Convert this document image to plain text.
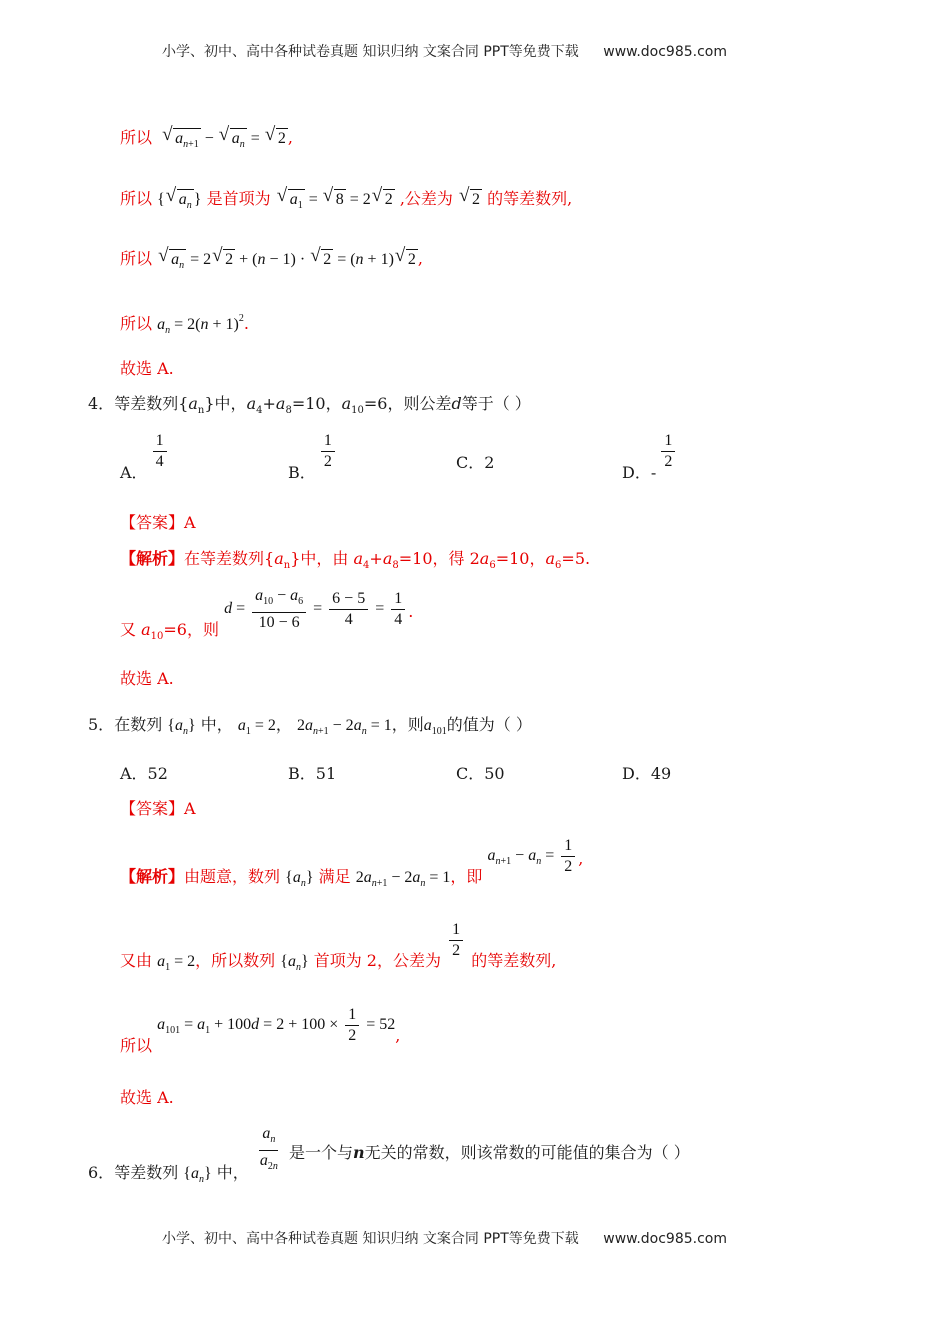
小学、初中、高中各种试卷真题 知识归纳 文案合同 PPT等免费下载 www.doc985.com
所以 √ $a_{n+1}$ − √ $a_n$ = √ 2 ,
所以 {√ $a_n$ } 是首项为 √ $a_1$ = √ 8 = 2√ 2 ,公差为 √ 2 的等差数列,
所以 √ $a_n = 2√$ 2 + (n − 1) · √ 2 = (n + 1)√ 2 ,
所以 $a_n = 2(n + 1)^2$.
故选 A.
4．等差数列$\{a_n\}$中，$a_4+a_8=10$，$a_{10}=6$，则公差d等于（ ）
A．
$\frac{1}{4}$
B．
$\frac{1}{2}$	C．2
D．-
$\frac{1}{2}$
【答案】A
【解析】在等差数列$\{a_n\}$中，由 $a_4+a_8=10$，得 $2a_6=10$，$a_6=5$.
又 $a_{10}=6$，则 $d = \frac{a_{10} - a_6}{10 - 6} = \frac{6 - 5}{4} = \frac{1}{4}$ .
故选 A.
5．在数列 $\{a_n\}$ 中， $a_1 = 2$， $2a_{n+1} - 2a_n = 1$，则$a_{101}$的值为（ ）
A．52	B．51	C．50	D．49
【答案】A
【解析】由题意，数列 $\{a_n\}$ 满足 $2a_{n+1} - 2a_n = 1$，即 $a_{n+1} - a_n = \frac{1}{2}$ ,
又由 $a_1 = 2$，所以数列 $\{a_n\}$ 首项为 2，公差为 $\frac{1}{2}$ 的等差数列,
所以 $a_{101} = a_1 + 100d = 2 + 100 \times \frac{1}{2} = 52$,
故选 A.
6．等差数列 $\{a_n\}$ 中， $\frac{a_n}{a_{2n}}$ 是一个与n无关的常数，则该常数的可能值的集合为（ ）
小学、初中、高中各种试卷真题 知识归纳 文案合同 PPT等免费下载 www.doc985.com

* _STATED EXERCISE_:
Transcribe the full listing above exactly, with the images removed.

* _RESPONSE TO THIS TASK_:
Convert this document image to plain text.
小学、初中、高中各种试卷真题 知识归纳 文案合同 PPT等免费下载 www.doc985.com
所以 √ $a_{n+1}$ − √ $a_n$ = √ 2 ,
所以 {√ $a_n$ } 是首项为 √ $a_1$ = √ 8 = 2√ 2 ,公差为 √ 2 的等差数列,
所以 √ $a_n = 2√$ 2 + (n − 1) · √ 2 = (n + 1)√ 2 ,
所以 $a_n = 2(n + 1)^2$.
故选 A.
4．等差数列$\{a_n\}$中，$a_4+a_8=10$，$a_{10}=6$，则公差d等于（ ）
A．
$\frac{1}{4}$
B．
$\frac{1}{2}$	C．2
D．-
$\frac{1}{2}$
【答案】A
【解析】在等差数列$\{a_n\}$中，由 $a_4+a_8=10$，得 $2a_6=10$，$a_6=5$.
又 $a_{10}=6$，则 $d = \frac{a_{10} - a_6}{10 - 6} = \frac{6 - 5}{4} = \frac{1}{4}$ .
故选 A.
5．在数列 $\{a_n\}$ 中， $a_1 = 2$， $2a_{n+1} - 2a_n = 1$，则$a_{101}$的值为（ ）
A．52	B．51	C．50	D．49
【答案】A
【解析】由题意，数列 $\{a_n\}$ 满足 $2a_{n+1} - 2a_n = 1$，即 $a_{n+1} - a_n = \frac{1}{2}$ ,
又由 $a_1 = 2$，所以数列 $\{a_n\}$ 首项为 2，公差为 $\frac{1}{2}$ 的等差数列,
所以 $a_{101} = a_1 + 100d = 2 + 100 \times \frac{1}{2} = 52$,
故选 A.
6．等差数列 $\{a_n\}$ 中， $\frac{a_n}{a_{2n}}$ 是一个与n无关的常数，则该常数的可能值的集合为（ ）
小学、初中、高中各种试卷真题 知识归纳 文案合同 PPT等免费下载 www.doc985.com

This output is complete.